Quote the records word for word, from the first line down to and including the line that contains "legend-box <box>1227 851 2064 1085</box>".

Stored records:

▽

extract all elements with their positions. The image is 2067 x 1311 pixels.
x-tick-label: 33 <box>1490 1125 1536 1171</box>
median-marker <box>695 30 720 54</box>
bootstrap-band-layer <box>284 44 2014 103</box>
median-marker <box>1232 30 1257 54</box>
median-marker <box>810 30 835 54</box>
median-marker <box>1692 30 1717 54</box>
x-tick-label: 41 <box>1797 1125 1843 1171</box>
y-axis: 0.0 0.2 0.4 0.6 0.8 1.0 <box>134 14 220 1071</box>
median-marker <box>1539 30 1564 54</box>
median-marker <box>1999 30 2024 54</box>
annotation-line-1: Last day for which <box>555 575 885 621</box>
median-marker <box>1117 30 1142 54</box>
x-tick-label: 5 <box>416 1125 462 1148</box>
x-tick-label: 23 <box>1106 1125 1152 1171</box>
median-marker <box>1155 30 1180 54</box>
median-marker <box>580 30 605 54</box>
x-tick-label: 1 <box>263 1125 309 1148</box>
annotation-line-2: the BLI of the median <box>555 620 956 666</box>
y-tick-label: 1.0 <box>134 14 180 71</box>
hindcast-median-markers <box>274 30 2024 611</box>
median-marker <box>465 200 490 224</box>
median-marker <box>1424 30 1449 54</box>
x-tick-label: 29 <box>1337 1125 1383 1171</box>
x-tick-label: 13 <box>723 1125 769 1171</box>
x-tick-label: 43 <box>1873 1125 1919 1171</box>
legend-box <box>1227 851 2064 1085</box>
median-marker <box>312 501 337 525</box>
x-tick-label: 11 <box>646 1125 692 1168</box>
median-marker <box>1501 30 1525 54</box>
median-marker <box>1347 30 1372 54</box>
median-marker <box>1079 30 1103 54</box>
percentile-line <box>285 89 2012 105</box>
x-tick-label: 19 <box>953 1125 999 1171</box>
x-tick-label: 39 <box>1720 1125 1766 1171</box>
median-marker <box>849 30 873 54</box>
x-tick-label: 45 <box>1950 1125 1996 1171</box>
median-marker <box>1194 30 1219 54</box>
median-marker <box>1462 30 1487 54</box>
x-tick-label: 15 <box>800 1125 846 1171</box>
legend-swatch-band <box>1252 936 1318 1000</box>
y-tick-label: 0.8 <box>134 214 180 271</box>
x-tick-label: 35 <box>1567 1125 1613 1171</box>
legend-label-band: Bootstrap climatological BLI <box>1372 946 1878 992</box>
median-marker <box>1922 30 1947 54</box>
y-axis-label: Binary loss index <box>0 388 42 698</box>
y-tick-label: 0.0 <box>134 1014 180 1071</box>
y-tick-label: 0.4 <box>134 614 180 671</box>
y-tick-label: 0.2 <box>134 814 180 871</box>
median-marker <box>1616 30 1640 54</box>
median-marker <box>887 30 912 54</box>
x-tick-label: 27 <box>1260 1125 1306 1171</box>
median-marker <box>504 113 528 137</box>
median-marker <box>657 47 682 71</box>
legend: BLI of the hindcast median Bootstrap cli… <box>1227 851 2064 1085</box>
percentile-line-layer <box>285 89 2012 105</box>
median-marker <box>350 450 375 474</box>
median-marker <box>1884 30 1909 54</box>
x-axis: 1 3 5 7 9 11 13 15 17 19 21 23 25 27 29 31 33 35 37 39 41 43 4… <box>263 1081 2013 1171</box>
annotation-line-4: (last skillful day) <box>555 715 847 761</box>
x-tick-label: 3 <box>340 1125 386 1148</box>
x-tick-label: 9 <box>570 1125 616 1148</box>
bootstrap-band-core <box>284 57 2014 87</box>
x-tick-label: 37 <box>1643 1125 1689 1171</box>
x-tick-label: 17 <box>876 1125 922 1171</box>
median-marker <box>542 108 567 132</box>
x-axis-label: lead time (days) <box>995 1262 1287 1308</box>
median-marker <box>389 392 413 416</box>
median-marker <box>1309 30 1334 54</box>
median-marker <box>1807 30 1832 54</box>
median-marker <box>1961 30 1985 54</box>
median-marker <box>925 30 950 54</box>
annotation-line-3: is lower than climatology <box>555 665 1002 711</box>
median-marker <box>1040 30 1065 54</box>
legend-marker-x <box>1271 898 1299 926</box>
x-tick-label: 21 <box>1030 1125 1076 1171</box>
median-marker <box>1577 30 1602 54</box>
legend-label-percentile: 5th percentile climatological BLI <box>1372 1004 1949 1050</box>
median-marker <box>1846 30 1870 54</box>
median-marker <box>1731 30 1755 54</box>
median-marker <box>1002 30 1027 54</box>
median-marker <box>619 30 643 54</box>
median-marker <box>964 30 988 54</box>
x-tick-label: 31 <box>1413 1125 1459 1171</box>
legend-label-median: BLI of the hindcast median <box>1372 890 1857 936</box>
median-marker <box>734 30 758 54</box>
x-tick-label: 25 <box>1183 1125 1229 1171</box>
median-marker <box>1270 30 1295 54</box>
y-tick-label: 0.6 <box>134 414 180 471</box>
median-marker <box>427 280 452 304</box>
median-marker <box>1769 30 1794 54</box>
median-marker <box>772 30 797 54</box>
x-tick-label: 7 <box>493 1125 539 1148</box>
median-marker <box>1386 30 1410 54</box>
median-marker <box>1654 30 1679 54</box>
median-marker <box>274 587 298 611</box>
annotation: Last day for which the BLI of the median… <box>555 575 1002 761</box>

△

Answer for the task
extract all elements with their positions. The image is 2067 x 1311 pixels.
x-tick-label: 33 <box>1490 1125 1536 1171</box>
median-marker <box>695 30 720 54</box>
bootstrap-band-layer <box>284 44 2014 103</box>
median-marker <box>1232 30 1257 54</box>
median-marker <box>810 30 835 54</box>
median-marker <box>1692 30 1717 54</box>
x-tick-label: 41 <box>1797 1125 1843 1171</box>
y-axis: 0.0 0.2 0.4 0.6 0.8 1.0 <box>134 14 220 1071</box>
median-marker <box>1539 30 1564 54</box>
median-marker <box>1999 30 2024 54</box>
annotation-line-1: Last day for which <box>555 575 885 621</box>
median-marker <box>1117 30 1142 54</box>
x-tick-label: 5 <box>416 1125 462 1148</box>
x-tick-label: 23 <box>1106 1125 1152 1171</box>
median-marker <box>1155 30 1180 54</box>
median-marker <box>580 30 605 54</box>
x-tick-label: 1 <box>263 1125 309 1148</box>
annotation-line-2: the BLI of the median <box>555 620 956 666</box>
y-tick-label: 1.0 <box>134 14 180 71</box>
hindcast-median-markers <box>274 30 2024 611</box>
median-marker <box>465 200 490 224</box>
median-marker <box>1424 30 1449 54</box>
x-tick-label: 29 <box>1337 1125 1383 1171</box>
x-tick-label: 13 <box>723 1125 769 1171</box>
x-tick-label: 43 <box>1873 1125 1919 1171</box>
legend-box <box>1227 851 2064 1085</box>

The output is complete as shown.